→ Exercise instructions
Scan the data that follows and count the lines with the string "Sleeve"; answer with the count alone.

Structured figure records
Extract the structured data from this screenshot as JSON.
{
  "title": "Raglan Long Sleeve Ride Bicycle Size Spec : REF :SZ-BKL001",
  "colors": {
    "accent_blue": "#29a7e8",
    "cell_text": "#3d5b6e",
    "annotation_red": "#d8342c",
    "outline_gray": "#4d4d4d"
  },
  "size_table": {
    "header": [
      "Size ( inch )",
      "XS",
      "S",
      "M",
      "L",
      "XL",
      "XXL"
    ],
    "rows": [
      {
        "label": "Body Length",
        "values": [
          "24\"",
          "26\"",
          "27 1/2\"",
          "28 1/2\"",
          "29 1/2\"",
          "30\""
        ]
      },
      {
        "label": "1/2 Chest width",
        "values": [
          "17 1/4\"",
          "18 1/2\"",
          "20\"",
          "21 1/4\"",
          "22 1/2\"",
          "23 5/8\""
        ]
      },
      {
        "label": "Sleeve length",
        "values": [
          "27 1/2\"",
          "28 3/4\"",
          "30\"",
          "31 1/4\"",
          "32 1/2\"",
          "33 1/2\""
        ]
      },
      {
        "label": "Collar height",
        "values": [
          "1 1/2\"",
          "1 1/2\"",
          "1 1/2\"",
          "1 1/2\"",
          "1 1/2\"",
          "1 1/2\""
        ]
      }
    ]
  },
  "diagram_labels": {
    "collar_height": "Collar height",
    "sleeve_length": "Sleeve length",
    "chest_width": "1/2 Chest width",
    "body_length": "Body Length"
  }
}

→ Result of this task
3